▶ Listed records

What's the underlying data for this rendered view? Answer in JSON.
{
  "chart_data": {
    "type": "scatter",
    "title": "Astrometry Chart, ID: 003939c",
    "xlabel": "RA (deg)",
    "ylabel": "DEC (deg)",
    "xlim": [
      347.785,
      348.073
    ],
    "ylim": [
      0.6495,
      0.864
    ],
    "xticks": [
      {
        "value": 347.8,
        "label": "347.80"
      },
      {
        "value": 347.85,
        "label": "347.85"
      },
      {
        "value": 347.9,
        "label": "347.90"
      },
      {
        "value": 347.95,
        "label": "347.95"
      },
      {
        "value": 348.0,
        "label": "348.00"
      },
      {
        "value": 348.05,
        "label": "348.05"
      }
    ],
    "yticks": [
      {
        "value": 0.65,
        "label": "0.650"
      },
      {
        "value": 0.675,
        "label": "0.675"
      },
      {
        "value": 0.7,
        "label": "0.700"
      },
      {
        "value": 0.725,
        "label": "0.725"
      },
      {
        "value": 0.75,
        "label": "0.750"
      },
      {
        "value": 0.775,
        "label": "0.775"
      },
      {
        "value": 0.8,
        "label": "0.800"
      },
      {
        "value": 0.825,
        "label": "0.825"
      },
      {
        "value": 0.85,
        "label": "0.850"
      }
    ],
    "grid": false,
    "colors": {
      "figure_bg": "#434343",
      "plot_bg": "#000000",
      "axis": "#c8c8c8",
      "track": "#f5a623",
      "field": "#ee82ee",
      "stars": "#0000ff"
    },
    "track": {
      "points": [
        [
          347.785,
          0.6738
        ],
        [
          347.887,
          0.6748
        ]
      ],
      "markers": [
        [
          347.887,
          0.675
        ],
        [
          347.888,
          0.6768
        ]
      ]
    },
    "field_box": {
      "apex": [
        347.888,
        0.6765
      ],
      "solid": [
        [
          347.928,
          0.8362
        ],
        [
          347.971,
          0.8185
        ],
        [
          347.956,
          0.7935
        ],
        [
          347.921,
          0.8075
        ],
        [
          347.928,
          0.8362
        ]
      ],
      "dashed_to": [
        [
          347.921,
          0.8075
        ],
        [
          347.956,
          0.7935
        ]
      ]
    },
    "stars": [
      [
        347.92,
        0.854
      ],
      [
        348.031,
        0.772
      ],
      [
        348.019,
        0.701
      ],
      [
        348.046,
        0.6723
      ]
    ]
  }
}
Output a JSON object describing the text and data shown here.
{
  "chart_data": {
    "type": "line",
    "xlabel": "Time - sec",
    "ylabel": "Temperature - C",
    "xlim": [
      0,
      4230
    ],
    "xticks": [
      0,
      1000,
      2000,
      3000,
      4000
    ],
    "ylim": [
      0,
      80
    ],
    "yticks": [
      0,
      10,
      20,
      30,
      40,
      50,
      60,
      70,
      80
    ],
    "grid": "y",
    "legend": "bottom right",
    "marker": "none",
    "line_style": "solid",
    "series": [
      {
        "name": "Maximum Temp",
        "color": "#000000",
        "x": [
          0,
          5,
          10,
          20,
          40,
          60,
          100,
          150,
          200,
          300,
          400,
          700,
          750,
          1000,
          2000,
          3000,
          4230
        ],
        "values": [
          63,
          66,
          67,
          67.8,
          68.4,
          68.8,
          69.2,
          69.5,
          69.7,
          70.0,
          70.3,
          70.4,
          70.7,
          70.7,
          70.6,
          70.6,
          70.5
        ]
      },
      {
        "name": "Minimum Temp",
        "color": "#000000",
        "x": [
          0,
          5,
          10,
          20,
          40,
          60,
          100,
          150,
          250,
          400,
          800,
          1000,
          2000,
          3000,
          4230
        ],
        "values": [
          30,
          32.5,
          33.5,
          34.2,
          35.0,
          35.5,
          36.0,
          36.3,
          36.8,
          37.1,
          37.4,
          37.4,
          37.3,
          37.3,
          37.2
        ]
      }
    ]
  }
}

▶ Problem statement
Say, as a single number and nothing more, how many lines of the entries contain the word "ylabel".

▶ Task response
2